[Data records]
↓↓↓

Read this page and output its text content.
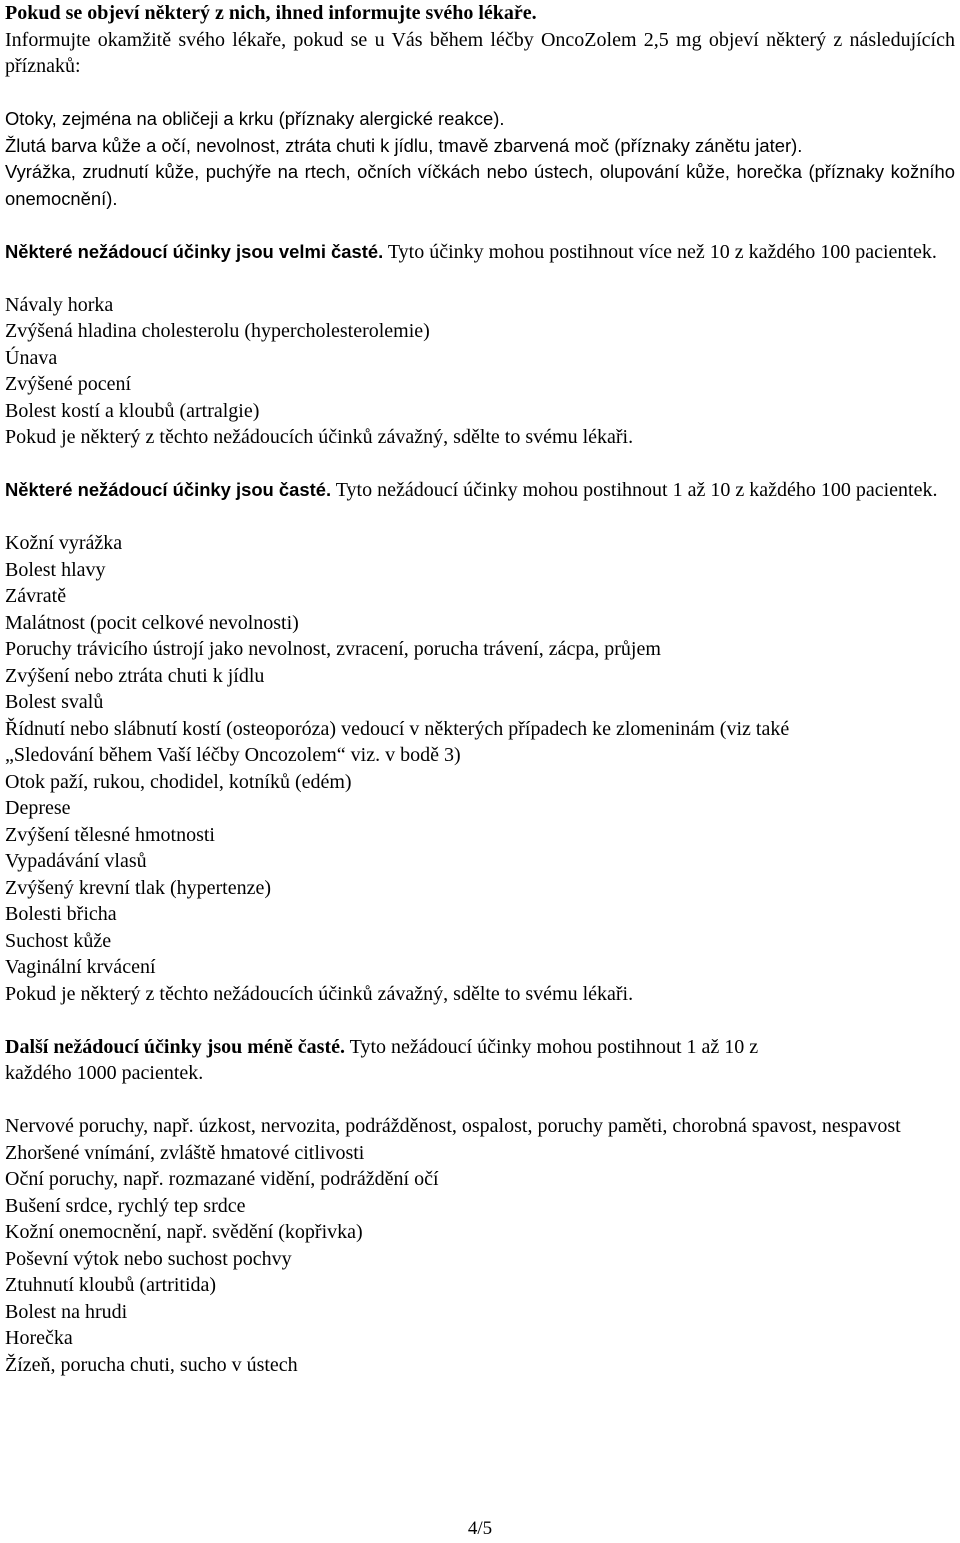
Pokud se objeví některý z nich, ihned informujte svého lékaře.

Informujte okamžitě svého lékaře, pokud se u Vás během léčby OncoZolem 2,5 mg objeví některý z následujících příznaků:

Otoky, zejména na obličeji a krku (příznaky alergické reakce).

Žlutá barva kůže a očí, nevolnost, ztráta chuti k jídlu, tmavě zbarvená moč (příznaky zánětu jater).

Vyrážka, zrudnutí kůže, puchýře na rtech, očních víčkách nebo ústech, olupování kůže, horečka (příznaky kožního onemocnění).

Některé nežádoucí účinky jsou velmi časté. Tyto účinky mohou postihnout více než 10 z každého 100 pacientek.

Návaly horka
Zvýšená hladina cholesterolu (hypercholesterolemie)
Únava
Zvýšené pocení
Bolest kostí a kloubů (artralgie)
Pokud je některý z těchto nežádoucích účinků závažný, sdělte to svému lékaři.

Některé nežádoucí účinky jsou časté. Tyto nežádoucí účinky mohou postihnout 1 až 10 z každého 100 pacientek.

Kožní vyrážka
Bolest hlavy
Závratě
Malátnost (pocit celkové nevolnosti)
Poruchy trávicího ústrojí jako nevolnost, zvracení, porucha trávení, zácpa, průjem
Zvýšení nebo ztráta chuti k jídlu
Bolest svalů
Řídnutí nebo slábnutí kostí (osteoporóza) vedoucí v některých případech ke zlomeninám (viz také
„Sledování během Vaší léčby Oncozolem“ viz. v bodě 3)
Otok paží, rukou, chodidel, kotníků (edém)
Deprese
Zvýšení tělesné hmotnosti
Vypadávání vlasů
Zvýšený krevní tlak (hypertenze)
Bolesti břicha
Suchost kůže
Vaginální krvácení
Pokud je některý z těchto nežádoucích účinků závažný, sdělte to svému lékaři.

Další nežádoucí účinky jsou méně časté. Tyto nežádoucí účinky mohou postihnout 1 až 10 z
každého 1000 pacientek.

Nervové poruchy, např. úzkost, nervozita, podrážděnost, ospalost, poruchy paměti, chorobná spavost, nespavost
Zhoršené vnímání, zvláště hmatové citlivosti
Oční poruchy, např. rozmazané vidění, podráždění očí
Bušení srdce, rychlý tep srdce
Kožní onemocnění, např. svědění (kopřivka)
Poševní výtok nebo suchost pochvy
Ztuhnutí kloubů (artritida)
Bolest na hrudi
Horečka
Žízeň, porucha chuti, sucho v ústech
4/5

↑↑↑

From the records above, copy every line that holds the word "Tyto".

→ **Exercise solution**:
Některé nežádoucí účinky jsou velmi časté. Tyto účinky mohou postihnout více než 10 z každého 100 pacientek.
Některé nežádoucí účinky jsou časté. Tyto nežádoucí účinky mohou postihnout 1 až 10 z každého 100 pacientek.
Další nežádoucí účinky jsou méně časté. Tyto nežádoucí účinky mohou postihnout 1 až 10 z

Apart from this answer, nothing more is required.